Page
G:HUB OBSERVATION | AIIB 2nd Annual Meeting & Policy Updates


In this observation, G:HUB delves into some of the changes and differences between the AIIB’s second and final energy strategy, in addition to observations on the grievance mechanism and information disclosure policy.


On June 16 to 18, the AIIB held its 2nd Annual Meeting of the Board of Governors in Jeju, Korea. On the opening day, AIIB approved membership of Argentina, Madagascar, and Tonga, bringing the total AIIB membership to 80. As of June, AIIB has approved 13 infrastructure projects with a total investment of approximately US$2 billion. Nearly 1,000 representatives from the AIIB, private sector, CSOs, and media attended the annual meeting. The meeting focused on "sustainable infrastructure", and arranged forums on the themes of "AIIB Investment Projects, Policies and Procedure", "Bridging the Gap in Renewable Energy Financing: the Role of Banks and Public Funds". It also included a major discussion on how AIIB may meet regional economic infrastructure needs.


Since the formal establishment in 2015, AIIB has been developing and improving its governance structure, mechanisms and policies. In early 2016, the AIIB published the "Environment and Social Framework"; and the AIIB "Energy Sector Strategy" (hereinafter referred to as the "Energy Strategy") was drafted last year and was approved on June 15 after two rounds of public consultation. The "Public Information Interim Policy" is currently in the consultation stage and "Complaints Handling Mechanism" will be drafted by August.


As a new multilateral financial institution, AIIB plays an important role in achieving global sustainable and low-carbon inclusive development. In order to ensure climate, environmental and social benefits of investment, G:HUB is monitoring AIIB developments. 


In this observation, we delve into some of the changes and differences between the AIIB's second and final energy strategy, in addition to observations on the grievance mechanism and information disclosure policy.

Items
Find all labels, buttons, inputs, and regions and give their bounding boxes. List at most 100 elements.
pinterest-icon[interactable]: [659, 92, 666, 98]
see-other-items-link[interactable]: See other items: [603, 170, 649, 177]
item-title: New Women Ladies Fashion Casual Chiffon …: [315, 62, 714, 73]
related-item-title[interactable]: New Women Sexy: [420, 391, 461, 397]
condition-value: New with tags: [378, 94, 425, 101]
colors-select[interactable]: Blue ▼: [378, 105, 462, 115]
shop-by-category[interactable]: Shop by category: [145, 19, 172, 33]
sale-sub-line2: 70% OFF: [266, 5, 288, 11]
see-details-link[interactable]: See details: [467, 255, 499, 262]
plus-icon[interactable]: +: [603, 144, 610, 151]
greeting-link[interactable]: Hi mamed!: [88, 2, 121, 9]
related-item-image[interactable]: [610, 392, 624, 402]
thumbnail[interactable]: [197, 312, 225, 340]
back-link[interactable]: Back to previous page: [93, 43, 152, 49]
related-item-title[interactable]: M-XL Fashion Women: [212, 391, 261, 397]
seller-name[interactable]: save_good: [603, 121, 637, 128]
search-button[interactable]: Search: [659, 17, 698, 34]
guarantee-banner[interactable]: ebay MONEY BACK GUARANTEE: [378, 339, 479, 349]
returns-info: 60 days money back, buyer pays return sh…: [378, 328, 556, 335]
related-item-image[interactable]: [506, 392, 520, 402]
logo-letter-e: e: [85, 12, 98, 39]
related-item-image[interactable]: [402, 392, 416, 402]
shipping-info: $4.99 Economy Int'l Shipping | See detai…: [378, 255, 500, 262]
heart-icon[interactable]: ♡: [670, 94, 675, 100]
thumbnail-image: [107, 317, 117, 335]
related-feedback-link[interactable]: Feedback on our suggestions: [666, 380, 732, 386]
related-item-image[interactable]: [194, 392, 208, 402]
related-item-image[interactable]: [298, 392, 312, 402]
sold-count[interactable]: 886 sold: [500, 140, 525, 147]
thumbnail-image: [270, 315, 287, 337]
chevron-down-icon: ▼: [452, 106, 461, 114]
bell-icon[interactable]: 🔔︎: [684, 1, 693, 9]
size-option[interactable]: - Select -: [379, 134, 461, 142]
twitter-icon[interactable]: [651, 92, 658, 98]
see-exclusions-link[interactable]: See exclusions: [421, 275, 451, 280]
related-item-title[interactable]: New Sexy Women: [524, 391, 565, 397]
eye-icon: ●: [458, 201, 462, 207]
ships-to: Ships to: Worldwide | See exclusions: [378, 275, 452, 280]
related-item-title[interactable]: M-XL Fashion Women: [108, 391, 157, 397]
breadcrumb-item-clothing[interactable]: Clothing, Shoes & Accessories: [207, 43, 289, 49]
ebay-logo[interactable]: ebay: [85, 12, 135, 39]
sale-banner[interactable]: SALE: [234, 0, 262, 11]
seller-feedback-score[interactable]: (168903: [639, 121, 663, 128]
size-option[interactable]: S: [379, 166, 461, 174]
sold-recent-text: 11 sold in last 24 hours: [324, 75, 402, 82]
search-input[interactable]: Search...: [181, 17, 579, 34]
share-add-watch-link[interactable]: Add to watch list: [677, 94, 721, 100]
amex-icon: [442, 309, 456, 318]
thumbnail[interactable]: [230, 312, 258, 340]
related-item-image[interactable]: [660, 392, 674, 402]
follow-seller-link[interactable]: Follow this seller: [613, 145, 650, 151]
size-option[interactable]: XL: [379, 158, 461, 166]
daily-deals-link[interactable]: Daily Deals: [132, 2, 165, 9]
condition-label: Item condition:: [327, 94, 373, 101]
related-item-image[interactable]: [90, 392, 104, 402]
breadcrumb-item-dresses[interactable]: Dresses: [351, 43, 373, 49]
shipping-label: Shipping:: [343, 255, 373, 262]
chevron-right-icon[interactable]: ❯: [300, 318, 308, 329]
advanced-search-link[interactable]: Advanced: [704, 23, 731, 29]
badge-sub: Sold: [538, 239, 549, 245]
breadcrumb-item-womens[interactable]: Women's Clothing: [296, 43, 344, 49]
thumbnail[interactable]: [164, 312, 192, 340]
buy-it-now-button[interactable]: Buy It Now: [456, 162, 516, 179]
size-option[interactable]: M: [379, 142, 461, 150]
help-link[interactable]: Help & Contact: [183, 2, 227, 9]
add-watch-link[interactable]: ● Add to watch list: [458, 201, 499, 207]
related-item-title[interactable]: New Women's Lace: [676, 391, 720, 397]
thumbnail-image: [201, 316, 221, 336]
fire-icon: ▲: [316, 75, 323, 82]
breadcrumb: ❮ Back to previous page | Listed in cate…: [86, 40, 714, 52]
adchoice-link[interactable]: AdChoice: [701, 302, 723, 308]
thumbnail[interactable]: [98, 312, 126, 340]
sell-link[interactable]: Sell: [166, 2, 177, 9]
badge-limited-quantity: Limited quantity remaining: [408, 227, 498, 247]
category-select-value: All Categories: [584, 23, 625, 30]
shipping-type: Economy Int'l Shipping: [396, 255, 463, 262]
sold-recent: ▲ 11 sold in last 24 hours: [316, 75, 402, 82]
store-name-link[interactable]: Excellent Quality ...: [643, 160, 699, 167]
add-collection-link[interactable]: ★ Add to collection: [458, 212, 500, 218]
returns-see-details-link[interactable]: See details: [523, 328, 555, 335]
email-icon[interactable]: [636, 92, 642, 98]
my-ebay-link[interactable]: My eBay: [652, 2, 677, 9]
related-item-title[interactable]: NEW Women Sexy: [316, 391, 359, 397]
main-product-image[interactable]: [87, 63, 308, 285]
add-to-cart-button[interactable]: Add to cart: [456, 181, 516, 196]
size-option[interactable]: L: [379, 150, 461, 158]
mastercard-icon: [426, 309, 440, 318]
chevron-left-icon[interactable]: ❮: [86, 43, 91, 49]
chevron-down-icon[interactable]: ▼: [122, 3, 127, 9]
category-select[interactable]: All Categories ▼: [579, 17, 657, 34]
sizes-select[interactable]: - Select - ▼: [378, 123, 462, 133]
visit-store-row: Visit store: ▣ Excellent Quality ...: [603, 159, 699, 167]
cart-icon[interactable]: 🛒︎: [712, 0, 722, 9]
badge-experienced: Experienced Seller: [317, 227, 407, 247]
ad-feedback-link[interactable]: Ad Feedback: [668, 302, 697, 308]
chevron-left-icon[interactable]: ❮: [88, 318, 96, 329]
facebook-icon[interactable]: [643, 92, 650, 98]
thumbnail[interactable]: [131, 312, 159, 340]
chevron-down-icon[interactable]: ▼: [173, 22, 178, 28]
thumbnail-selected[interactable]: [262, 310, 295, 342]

Tasks to perform
**A.** From the G:HUB observation, print the passage from "As a new multilateral" up to and including "monitoring AIIB developments.".
**B.** According to the G:HUB observation, why is G:HUB monitoring AIIB developments? Answer in one to three sentences.

The replies
**A.**
As a new multilateral financial institution, AIIB plays an important role in achieving global sustainable and low-carbon inclusive development. In order to ensure climate, environmental and social benefits of investment, G:HUB is monitoring AIIB developments.

**B.** G:HUB is monitoring AIIB developments to ensure the climate, environmental and social benefits of investment. The observation describes the AIIB as a new multilateral financial institution that plays an important role in achieving global sustainable and low-carbon inclusive development.